::: RECORDS FOR THIS TASK

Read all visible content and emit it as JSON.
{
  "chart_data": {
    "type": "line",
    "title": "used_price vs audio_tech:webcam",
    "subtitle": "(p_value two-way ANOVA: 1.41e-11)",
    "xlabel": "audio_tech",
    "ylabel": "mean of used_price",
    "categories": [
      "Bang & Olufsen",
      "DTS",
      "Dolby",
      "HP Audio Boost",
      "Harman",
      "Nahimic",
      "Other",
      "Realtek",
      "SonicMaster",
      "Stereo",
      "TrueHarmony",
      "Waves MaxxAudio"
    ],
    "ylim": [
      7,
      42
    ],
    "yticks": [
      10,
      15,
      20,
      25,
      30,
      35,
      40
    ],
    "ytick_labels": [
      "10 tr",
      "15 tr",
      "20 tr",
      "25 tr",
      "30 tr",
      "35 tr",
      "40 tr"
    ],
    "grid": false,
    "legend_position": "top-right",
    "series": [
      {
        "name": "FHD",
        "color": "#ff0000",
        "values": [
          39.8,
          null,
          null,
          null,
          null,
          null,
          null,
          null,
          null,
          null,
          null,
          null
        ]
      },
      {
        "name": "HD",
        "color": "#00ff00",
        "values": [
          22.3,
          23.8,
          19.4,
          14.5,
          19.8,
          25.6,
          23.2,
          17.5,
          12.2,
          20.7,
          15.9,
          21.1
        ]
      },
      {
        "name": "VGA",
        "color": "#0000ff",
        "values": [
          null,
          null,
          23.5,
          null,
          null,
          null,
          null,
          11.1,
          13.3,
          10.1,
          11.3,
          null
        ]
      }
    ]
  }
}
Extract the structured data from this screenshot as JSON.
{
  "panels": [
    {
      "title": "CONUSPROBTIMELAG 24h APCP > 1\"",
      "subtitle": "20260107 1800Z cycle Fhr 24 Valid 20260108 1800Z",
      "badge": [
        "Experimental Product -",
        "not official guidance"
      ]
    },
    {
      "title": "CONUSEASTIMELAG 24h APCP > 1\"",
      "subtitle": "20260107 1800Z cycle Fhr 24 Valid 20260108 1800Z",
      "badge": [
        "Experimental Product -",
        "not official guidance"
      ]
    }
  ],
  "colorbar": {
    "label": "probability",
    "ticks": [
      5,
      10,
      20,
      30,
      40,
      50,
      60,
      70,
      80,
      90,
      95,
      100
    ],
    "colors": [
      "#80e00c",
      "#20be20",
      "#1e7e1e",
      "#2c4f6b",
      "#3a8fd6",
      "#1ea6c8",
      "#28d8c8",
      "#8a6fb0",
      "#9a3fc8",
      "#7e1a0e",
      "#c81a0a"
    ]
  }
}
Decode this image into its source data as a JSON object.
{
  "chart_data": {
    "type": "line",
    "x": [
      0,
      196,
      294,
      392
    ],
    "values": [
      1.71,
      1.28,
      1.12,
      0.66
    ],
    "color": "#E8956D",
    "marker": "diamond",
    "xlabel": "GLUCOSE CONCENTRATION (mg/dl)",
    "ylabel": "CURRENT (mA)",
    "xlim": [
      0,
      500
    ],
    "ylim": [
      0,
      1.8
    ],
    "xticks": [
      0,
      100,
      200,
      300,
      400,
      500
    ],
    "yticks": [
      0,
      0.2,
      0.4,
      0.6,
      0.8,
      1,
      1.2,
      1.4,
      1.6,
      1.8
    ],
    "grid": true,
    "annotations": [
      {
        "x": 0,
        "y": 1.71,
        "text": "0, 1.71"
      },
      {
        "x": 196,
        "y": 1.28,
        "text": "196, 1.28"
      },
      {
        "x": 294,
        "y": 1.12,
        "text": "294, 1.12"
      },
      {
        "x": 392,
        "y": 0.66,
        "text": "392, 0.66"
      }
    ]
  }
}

::::::

PROBLEM DETAILS: Beginning at the line where "Decode this image" appears, extract each line through the end of the data above; keep them exact and include nothing else.

COMPLETED EXERCISE:
Decode this image into its source data as a JSON object.
{
  "chart_data": {
    "type": "line",
    "x": [
      0,
      196,
      294,
      392
    ],
    "values": [
      1.71,
      1.28,
      1.12,
      0.66
    ],
    "color": "#E8956D",
    "marker": "diamond",
    "xlabel": "GLUCOSE CONCENTRATION (mg/dl)",
    "ylabel": "CURRENT (mA)",
    "xlim": [
      0,
      500
    ],
    "ylim": [
      0,
      1.8
    ],
    "xticks": [
      0,
      100,
      200,
      300,
      400,
      500
    ],
    "yticks": [
      0,
      0.2,
      0.4,
      0.6,
      0.8,
      1,
      1.2,
      1.4,
      1.6,
      1.8
    ],
    "grid": true,
    "annotations": [
      {
        "x": 0,
        "y": 1.71,
        "text": "0, 1.71"
      },
      {
        "x": 196,
        "y": 1.28,
        "text": "196, 1.28"
      },
      {
        "x": 294,
        "y": 1.12,
        "text": "294, 1.12"
      },
      {
        "x": 392,
        "y": 0.66,
        "text": "392, 0.66"
      }
    ]
  }
}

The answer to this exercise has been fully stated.